STATED GOAL:
From the entries below, copy every line that holds the word "Read".

PROVIDED INFORMATION:
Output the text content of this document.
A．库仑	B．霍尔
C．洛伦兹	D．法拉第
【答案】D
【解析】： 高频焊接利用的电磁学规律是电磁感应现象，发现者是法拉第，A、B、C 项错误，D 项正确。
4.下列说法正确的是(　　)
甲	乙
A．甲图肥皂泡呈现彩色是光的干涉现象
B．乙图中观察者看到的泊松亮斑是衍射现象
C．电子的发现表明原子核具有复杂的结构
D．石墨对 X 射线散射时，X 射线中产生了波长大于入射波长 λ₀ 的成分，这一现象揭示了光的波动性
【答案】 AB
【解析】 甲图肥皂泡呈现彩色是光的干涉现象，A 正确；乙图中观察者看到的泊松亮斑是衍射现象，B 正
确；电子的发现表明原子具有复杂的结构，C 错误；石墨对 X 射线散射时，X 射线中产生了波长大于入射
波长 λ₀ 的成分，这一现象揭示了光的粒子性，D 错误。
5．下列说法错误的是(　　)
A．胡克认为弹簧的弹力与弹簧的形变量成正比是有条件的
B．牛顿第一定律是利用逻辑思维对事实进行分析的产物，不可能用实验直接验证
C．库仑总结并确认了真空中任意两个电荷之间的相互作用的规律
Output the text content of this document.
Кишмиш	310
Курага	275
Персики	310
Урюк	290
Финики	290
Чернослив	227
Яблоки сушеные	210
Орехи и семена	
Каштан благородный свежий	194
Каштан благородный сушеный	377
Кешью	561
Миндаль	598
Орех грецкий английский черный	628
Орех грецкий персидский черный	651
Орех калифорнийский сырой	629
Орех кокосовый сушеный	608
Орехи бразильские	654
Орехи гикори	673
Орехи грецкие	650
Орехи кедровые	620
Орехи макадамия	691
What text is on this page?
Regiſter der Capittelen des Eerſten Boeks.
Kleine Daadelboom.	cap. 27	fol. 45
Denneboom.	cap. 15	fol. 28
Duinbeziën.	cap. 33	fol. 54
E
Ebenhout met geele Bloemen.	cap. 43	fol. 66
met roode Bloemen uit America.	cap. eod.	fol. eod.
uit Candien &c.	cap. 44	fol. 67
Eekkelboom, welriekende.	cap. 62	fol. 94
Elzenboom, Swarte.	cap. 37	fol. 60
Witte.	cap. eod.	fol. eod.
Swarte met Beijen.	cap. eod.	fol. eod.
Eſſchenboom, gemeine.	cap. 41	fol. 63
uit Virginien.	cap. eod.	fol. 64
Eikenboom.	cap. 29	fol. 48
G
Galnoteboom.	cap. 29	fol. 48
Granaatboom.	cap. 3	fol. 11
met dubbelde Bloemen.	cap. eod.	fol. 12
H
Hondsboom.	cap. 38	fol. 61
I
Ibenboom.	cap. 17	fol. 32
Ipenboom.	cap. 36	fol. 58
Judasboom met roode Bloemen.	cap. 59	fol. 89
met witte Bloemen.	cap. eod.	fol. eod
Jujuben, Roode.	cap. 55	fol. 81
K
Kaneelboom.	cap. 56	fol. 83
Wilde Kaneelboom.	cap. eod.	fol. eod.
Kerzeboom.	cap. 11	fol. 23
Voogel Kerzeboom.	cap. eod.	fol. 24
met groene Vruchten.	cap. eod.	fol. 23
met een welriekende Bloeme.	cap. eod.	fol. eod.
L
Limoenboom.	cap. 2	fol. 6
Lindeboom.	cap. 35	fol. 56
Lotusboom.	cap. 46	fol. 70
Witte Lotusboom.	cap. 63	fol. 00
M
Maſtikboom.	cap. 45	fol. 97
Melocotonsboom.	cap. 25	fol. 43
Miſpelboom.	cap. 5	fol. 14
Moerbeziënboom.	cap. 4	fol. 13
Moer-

==

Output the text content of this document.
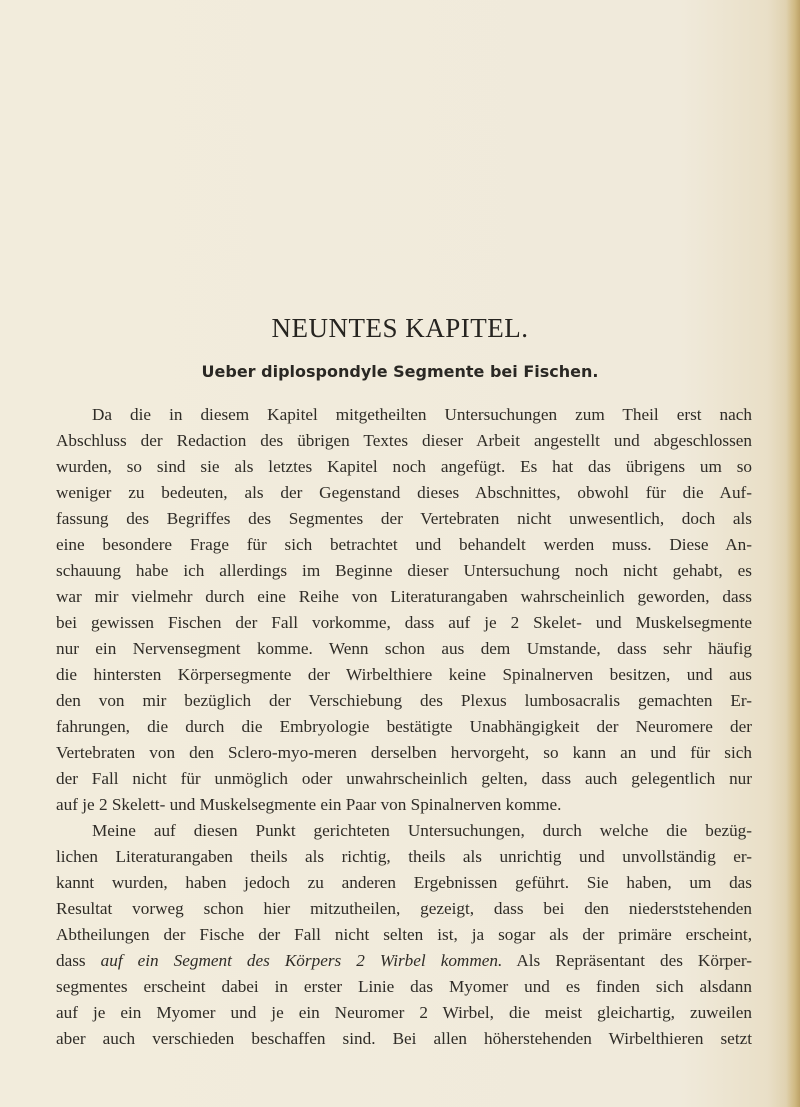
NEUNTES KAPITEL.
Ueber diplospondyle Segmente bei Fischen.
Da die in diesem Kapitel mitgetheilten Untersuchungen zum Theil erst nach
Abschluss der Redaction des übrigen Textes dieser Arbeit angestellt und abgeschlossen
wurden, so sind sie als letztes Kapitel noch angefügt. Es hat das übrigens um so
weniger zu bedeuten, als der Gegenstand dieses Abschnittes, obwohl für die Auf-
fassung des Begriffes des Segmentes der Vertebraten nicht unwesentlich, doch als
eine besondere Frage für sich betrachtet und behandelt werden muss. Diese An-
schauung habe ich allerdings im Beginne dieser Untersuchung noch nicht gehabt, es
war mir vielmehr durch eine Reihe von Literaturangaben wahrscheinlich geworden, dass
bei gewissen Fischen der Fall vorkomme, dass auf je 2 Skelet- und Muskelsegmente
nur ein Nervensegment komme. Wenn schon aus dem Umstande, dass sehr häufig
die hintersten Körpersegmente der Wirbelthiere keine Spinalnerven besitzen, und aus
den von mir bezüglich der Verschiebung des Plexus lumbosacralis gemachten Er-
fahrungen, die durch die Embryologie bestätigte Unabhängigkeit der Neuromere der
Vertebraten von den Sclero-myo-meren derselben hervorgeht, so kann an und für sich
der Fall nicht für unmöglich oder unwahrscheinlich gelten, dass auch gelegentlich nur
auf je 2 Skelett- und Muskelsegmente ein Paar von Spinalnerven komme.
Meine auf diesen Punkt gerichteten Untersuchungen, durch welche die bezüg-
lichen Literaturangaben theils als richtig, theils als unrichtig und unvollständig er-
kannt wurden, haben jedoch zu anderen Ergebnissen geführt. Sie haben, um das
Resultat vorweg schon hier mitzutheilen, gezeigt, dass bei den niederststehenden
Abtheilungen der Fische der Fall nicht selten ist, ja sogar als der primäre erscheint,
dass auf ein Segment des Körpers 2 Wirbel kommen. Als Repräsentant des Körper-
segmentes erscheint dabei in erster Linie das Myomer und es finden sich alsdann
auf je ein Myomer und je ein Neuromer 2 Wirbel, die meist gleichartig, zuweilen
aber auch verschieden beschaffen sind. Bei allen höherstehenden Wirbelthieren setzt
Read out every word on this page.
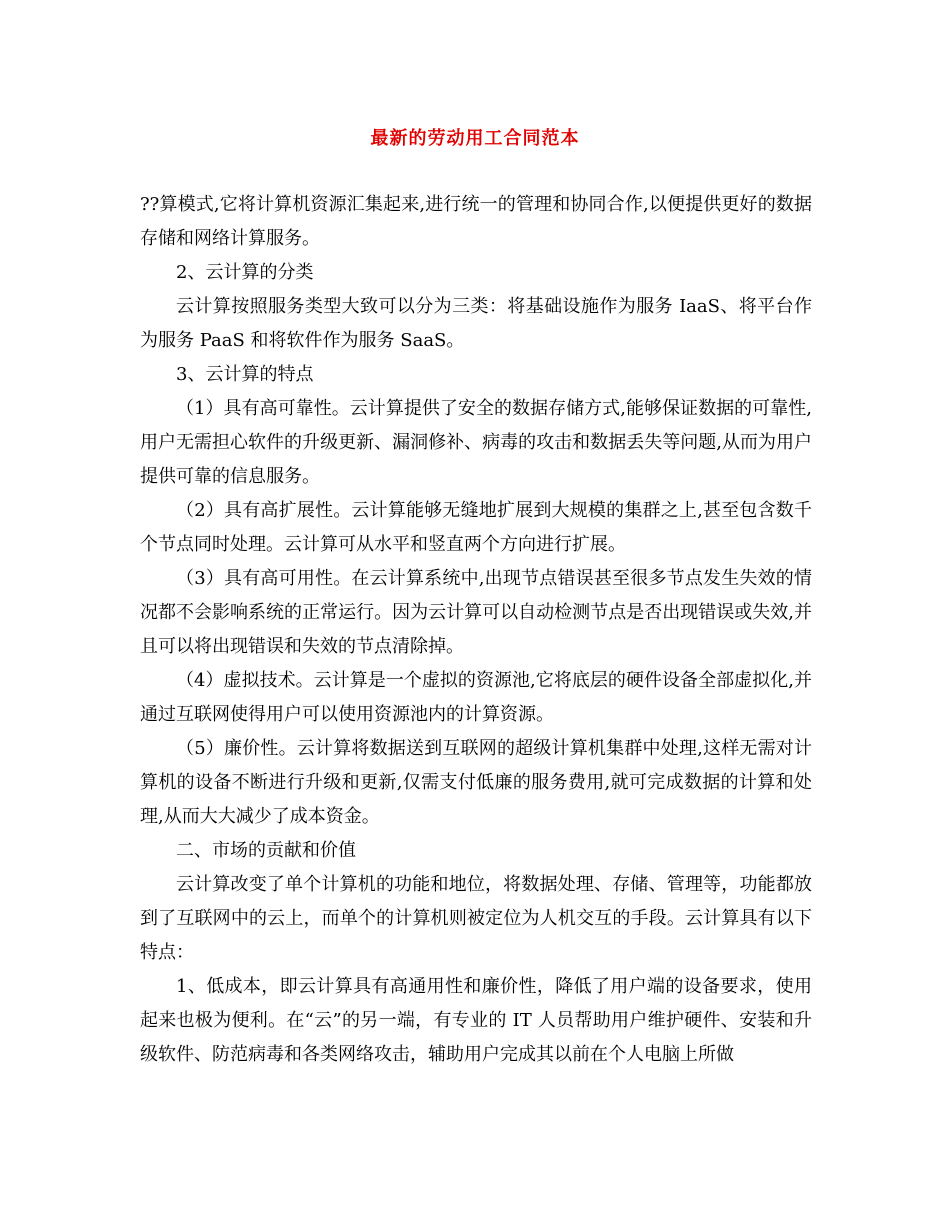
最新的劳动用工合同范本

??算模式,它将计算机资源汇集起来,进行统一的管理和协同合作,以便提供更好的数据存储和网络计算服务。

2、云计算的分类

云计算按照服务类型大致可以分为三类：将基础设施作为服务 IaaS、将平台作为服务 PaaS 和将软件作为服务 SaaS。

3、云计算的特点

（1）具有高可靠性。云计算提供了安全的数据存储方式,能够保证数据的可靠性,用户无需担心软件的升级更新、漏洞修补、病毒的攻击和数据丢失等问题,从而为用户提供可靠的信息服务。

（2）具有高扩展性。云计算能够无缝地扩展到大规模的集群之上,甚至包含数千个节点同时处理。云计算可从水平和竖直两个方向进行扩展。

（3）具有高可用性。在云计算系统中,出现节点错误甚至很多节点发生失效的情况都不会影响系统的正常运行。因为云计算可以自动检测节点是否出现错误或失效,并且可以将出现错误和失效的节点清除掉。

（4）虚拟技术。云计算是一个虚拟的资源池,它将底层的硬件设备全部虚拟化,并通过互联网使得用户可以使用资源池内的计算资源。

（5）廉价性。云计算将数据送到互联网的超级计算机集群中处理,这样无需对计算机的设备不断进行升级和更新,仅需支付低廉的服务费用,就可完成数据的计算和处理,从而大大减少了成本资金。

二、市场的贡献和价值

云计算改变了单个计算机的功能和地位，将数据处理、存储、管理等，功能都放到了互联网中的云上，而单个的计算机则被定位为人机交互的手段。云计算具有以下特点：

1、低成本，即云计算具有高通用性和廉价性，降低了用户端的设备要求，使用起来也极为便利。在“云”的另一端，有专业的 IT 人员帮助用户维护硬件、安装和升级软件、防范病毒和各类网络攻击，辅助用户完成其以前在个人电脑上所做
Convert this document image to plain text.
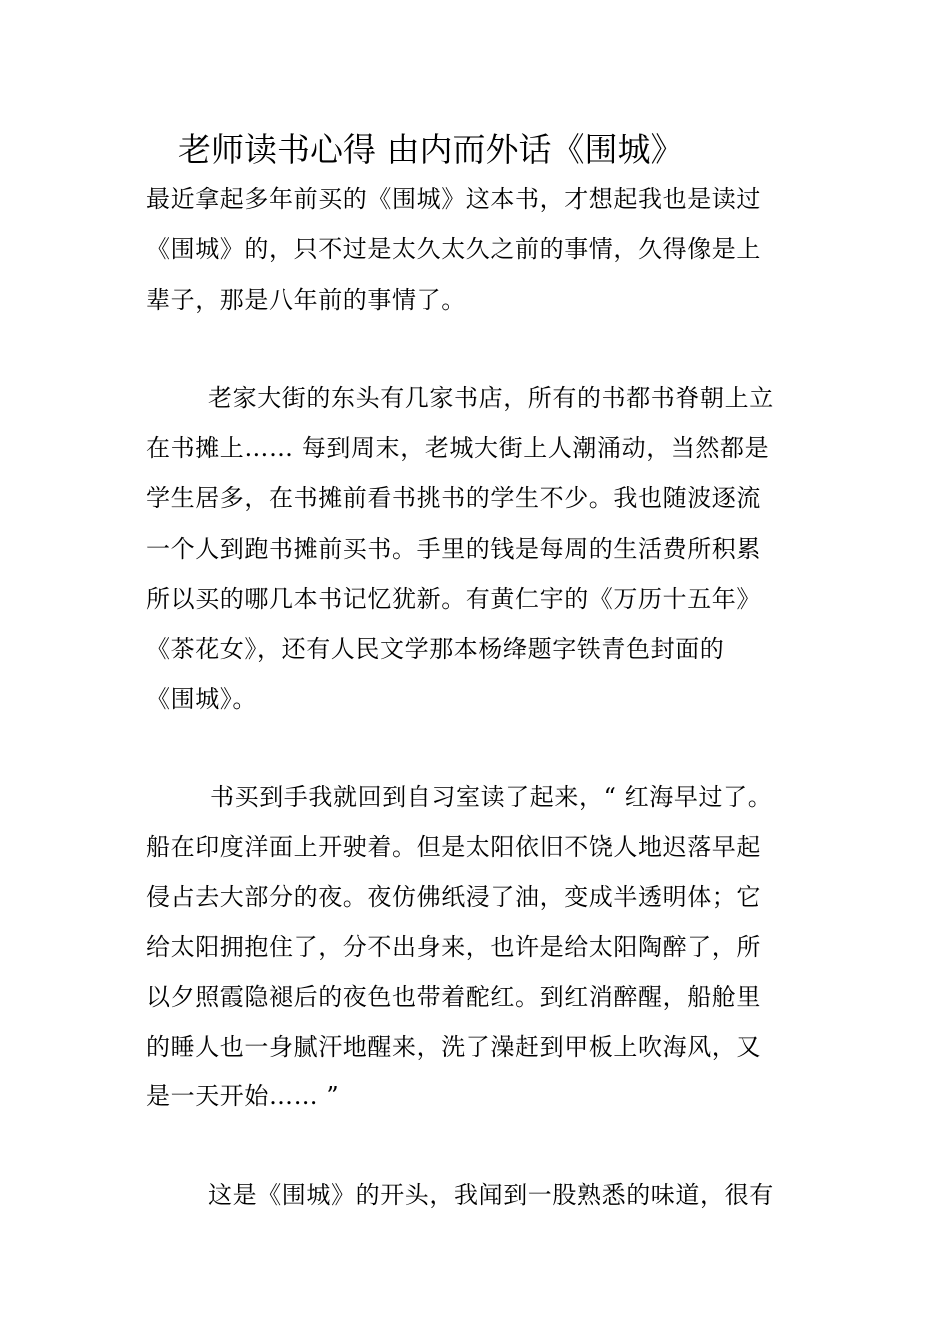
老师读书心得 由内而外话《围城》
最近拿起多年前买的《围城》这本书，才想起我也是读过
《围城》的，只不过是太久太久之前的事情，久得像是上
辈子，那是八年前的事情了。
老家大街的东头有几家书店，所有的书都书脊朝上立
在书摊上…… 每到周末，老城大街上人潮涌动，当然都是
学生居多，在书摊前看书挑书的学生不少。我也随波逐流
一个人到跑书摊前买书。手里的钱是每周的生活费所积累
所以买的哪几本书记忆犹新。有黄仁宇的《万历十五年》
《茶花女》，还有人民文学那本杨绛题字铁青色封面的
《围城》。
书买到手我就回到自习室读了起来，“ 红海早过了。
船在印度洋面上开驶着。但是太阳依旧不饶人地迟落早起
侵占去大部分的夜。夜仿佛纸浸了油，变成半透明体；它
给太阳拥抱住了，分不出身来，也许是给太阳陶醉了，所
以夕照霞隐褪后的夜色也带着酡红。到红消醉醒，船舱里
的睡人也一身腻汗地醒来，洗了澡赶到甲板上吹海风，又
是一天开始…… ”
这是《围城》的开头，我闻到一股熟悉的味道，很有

* * *

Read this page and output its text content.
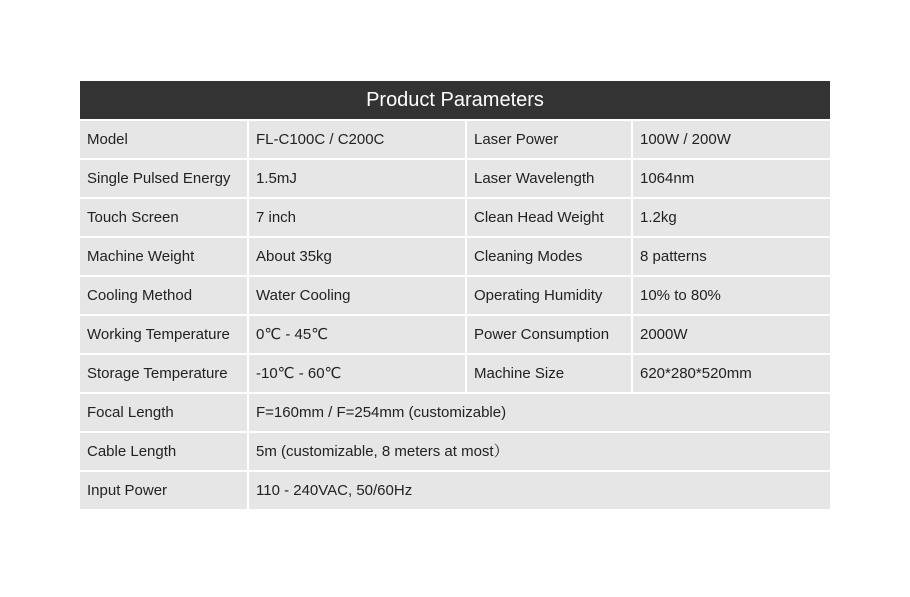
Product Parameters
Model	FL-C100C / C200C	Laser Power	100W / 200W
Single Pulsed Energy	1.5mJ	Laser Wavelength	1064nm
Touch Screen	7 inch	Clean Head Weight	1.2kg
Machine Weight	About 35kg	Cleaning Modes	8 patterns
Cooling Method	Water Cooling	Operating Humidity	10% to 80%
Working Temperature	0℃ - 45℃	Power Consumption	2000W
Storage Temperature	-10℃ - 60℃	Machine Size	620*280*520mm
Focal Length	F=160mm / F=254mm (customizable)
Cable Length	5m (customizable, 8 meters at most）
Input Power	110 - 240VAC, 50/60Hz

SOLVED PROBLEM:
Read out every word on this page.
Read this page and output its text content.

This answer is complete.